Instructions to follow
Give the listing below again in full, exactly as written.

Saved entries
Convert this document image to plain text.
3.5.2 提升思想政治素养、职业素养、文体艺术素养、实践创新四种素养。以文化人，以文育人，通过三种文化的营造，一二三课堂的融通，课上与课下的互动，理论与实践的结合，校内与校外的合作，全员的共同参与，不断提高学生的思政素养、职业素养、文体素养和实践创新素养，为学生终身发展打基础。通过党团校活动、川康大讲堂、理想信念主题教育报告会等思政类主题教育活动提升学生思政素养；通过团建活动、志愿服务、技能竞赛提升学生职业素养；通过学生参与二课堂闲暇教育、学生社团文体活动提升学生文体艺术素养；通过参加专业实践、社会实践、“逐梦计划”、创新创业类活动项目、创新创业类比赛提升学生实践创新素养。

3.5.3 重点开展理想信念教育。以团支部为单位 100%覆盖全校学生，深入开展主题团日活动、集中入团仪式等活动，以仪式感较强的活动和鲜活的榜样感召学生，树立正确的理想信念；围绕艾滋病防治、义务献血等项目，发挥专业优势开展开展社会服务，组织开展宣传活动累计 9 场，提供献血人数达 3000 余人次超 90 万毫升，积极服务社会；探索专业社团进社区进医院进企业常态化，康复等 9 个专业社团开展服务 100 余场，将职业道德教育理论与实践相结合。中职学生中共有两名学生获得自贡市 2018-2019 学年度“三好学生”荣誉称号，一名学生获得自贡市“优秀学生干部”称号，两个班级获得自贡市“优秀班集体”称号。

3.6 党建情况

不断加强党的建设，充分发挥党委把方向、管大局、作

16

Answer
Convert this document image to plain text.
3.5.2 提升思想政治素养、职业素养、文体艺术素养、实践创新四种素养。以文化人，以文育人，通过三种文化的营造，一二三课堂的融通，课上与课下的互动，理论与实践的结合，校内与校外的合作，全员的共同参与，不断提高学生的思政素养、职业素养、文体素养和实践创新素养，为学生终身发展打基础。通过党团校活动、川康大讲堂、理想信念主题教育报告会等思政类主题教育活动提升学生思政素养；通过团建活动、志愿服务、技能竞赛提升学生职业素养；通过学生参与二课堂闲暇教育、学生社团文体活动提升学生文体艺术素养；通过参加专业实践、社会实践、“逐梦计划”、创新创业类活动项目、创新创业类比赛提升学生实践创新素养。

3.5.3 重点开展理想信念教育。以团支部为单位 100%覆盖全校学生，深入开展主题团日活动、集中入团仪式等活动，以仪式感较强的活动和鲜活的榜样感召学生，树立正确的理想信念；围绕艾滋病防治、义务献血等项目，发挥专业优势开展开展社会服务，组织开展宣传活动累计 9 场，提供献血人数达 3000 余人次超 90 万毫升，积极服务社会；探索专业社团进社区进医院进企业常态化，康复等 9 个专业社团开展服务 100 余场，将职业道德教育理论与实践相结合。中职学生中共有两名学生获得自贡市 2018-2019 学年度“三好学生”荣誉称号，一名学生获得自贡市“优秀学生干部”称号，两个班级获得自贡市“优秀班集体”称号。

3.6 党建情况

不断加强党的建设，充分发挥党委把方向、管大局、作

16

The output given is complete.